> [GIVEN REQUEST] Every record should be copied exactly, except that pictures are to be omitted.
───── DATA SUPPLIED
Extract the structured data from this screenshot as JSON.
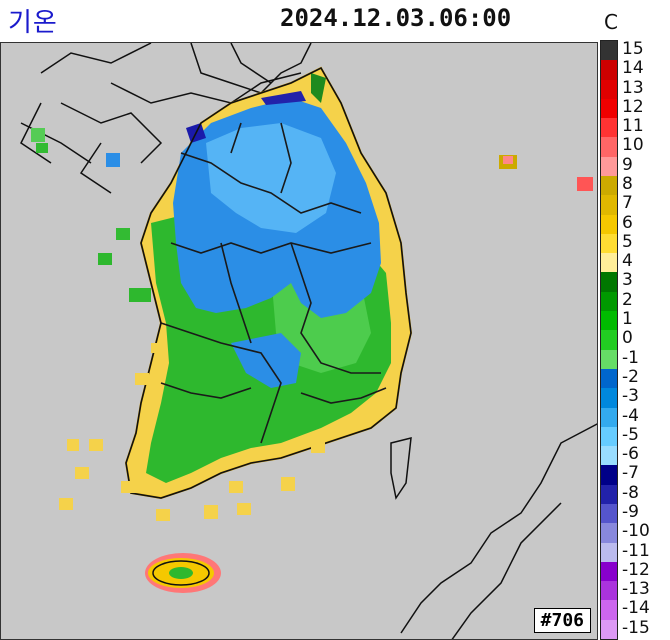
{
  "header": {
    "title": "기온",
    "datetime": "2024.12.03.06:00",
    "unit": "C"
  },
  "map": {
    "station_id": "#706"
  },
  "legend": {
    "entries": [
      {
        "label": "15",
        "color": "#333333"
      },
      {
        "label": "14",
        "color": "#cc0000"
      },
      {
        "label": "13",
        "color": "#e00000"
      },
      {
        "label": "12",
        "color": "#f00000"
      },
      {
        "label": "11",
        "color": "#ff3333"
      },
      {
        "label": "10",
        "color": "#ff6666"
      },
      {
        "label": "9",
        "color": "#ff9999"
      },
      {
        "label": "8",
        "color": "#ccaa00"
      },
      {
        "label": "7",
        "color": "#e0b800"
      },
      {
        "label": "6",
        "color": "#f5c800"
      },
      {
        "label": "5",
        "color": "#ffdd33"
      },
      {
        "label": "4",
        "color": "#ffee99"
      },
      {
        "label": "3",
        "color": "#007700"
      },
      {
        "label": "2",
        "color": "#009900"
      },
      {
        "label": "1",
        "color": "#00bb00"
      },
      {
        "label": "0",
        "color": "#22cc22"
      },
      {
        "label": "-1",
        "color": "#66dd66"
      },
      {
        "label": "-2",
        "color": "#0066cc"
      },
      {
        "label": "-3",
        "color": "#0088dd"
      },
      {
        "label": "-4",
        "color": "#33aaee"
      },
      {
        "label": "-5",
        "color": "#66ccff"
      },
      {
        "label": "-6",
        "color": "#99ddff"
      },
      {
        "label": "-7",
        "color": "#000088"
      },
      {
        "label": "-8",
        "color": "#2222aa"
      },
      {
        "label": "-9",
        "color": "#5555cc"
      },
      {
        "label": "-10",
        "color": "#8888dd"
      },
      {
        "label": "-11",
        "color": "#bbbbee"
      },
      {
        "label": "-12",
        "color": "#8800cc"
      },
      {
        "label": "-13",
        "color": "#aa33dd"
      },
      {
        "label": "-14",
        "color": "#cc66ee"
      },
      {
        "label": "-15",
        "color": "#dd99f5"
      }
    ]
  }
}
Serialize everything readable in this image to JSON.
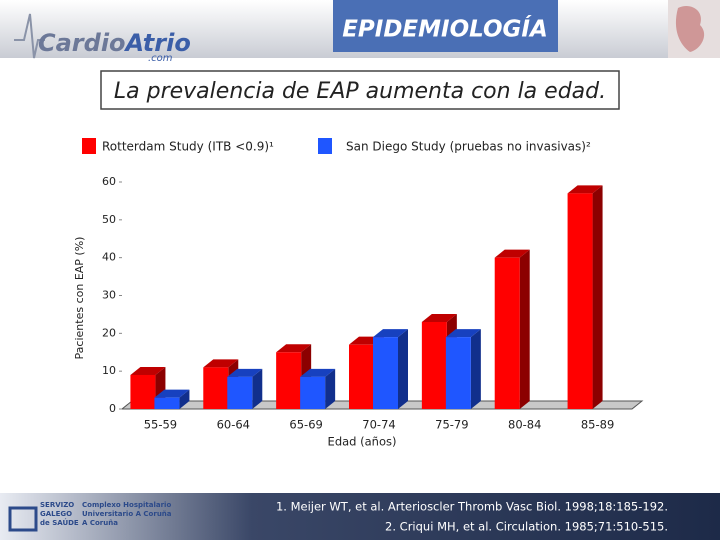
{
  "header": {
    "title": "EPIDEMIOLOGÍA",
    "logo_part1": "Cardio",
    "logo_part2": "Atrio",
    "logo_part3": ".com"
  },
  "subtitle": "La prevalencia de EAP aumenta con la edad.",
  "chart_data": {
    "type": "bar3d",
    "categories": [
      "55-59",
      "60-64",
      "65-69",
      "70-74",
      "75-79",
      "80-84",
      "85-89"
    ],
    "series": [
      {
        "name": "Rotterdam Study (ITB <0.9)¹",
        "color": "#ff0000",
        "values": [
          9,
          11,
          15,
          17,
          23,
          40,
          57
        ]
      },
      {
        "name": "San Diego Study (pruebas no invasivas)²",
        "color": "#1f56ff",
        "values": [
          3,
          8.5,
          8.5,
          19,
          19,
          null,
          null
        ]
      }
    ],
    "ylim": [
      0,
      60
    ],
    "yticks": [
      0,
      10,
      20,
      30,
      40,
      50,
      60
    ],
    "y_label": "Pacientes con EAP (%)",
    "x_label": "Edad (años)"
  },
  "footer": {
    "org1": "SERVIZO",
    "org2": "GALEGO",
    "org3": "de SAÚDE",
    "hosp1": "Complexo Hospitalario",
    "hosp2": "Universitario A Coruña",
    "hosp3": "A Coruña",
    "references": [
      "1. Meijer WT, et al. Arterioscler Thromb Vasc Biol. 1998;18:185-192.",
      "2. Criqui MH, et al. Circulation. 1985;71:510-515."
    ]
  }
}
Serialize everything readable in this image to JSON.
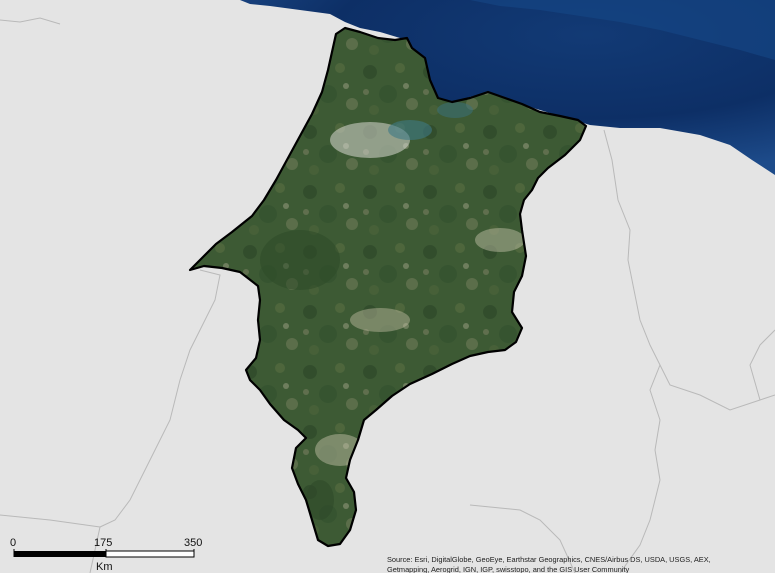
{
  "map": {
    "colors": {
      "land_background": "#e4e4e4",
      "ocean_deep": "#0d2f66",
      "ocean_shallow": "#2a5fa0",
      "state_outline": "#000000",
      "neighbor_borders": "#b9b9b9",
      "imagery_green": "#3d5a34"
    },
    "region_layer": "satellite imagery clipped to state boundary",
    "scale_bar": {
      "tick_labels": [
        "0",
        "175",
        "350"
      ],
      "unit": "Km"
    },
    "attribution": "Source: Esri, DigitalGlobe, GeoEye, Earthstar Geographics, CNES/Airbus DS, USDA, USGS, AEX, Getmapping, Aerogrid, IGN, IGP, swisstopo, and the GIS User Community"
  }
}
──────────
> [WRITTEN REPLY]
Extract the structured data from this screenshot as JSON.
{
  "header": {
    "title": "기온",
    "datetime": "2024.12.03.06:00",
    "unit": "C"
  },
  "map": {
    "station_id": "#706"
  },
  "legend": {
    "entries": [
      {
        "label": "15",
        "color": "#333333"
      },
      {
        "label": "14",
        "color": "#cc0000"
      },
      {
        "label": "13",
        "color": "#e00000"
      },
      {
        "label": "12",
        "color": "#f00000"
      },
      {
        "label": "11",
        "color": "#ff3333"
      },
      {
        "label": "10",
        "color": "#ff6666"
      },
      {
        "label": "9",
        "color": "#ff9999"
      },
      {
        "label": "8",
        "color": "#ccaa00"
      },
      {
        "label": "7",
        "color": "#e0b800"
      },
      {
        "label": "6",
        "color": "#f5c800"
      },
      {
        "label": "5",
        "color": "#ffdd33"
      },
      {
        "label": "4",
        "color": "#ffee99"
      },
      {
        "label": "3",
        "color": "#007700"
      },
      {
        "label": "2",
        "color": "#009900"
      },
      {
        "label": "1",
        "color": "#00bb00"
      },
      {
        "label": "0",
        "color": "#22cc22"
      },
      {
        "label": "-1",
        "color": "#66dd66"
      },
      {
        "label": "-2",
        "color": "#0066cc"
      },
      {
        "label": "-3",
        "color": "#0088dd"
      },
      {
        "label": "-4",
        "color": "#33aaee"
      },
      {
        "label": "-5",
        "color": "#66ccff"
      },
      {
        "label": "-6",
        "color": "#99ddff"
      },
      {
        "label": "-7",
        "color": "#000088"
      },
      {
        "label": "-8",
        "color": "#2222aa"
      },
      {
        "label": "-9",
        "color": "#5555cc"
      },
      {
        "label": "-10",
        "color": "#8888dd"
      },
      {
        "label": "-11",
        "color": "#bbbbee"
      },
      {
        "label": "-12",
        "color": "#8800cc"
      },
      {
        "label": "-13",
        "color": "#aa33dd"
      },
      {
        "label": "-14",
        "color": "#cc66ee"
      },
      {
        "label": "-15",
        "color": "#dd99f5"
      }
    ]
  }
}
Serialize everything readable in this image to JSON.
{
  "header": {
    "title": "EPIDEMIOLOGÍA",
    "logo_part1": "Cardio",
    "logo_part2": "Atrio",
    "logo_part3": ".com"
  },
  "subtitle": "La prevalencia de EAP aumenta con la edad.",
  "chart_data": {
    "type": "bar3d",
    "categories": [
      "55-59",
      "60-64",
      "65-69",
      "70-74",
      "75-79",
      "80-84",
      "85-89"
    ],
    "series": [
      {
        "name": "Rotterdam Study (ITB <0.9)¹",
        "color": "#ff0000",
        "values": [
          9,
          11,
          15,
          17,
          23,
          40,
          57
        ]
      },
      {
        "name": "San Diego Study (pruebas no invasivas)²",
        "color": "#1f56ff",
        "values": [
          3,
          8.5,
          8.5,
          19,
          19,
          null,
          null
        ]
      }
    ],
    "ylim": [
      0,
      60
    ],
    "yticks": [
      0,
      10,
      20,
      30,
      40,
      50,
      60
    ],
    "y_label": "Pacientes con EAP (%)",
    "x_label": "Edad (años)"
  },
  "footer": {
    "org1": "SERVIZO",
    "org2": "GALEGO",
    "org3": "de SAÚDE",
    "hosp1": "Complexo Hospitalario",
    "hosp2": "Universitario A Coruña",
    "hosp3": "A Coruña",
    "references": [
      "1. Meijer WT, et al. Arterioscler Thromb Vasc Biol. 1998;18:185-192.",
      "2. Criqui MH, et al. Circulation. 1985;71:510-515."
    ]
  }
}
Serialize everything readable in this image to JSON.
{
  "map": {
    "colors": {
      "land_background": "#e4e4e4",
      "ocean_deep": "#0d2f66",
      "ocean_shallow": "#2a5fa0",
      "state_outline": "#000000",
      "neighbor_borders": "#b9b9b9",
      "imagery_green": "#3d5a34"
    },
    "region_layer": "satellite imagery clipped to state boundary",
    "scale_bar": {
      "tick_labels": [
        "0",
        "175",
        "350"
      ],
      "unit": "Km"
    },
    "attribution": "Source: Esri, DigitalGlobe, GeoEye, Earthstar Geographics, CNES/Airbus DS, USDA, USGS, AEX, Getmapping, Aerogrid, IGN, IGP, swisstopo, and the GIS User Community"
  }
}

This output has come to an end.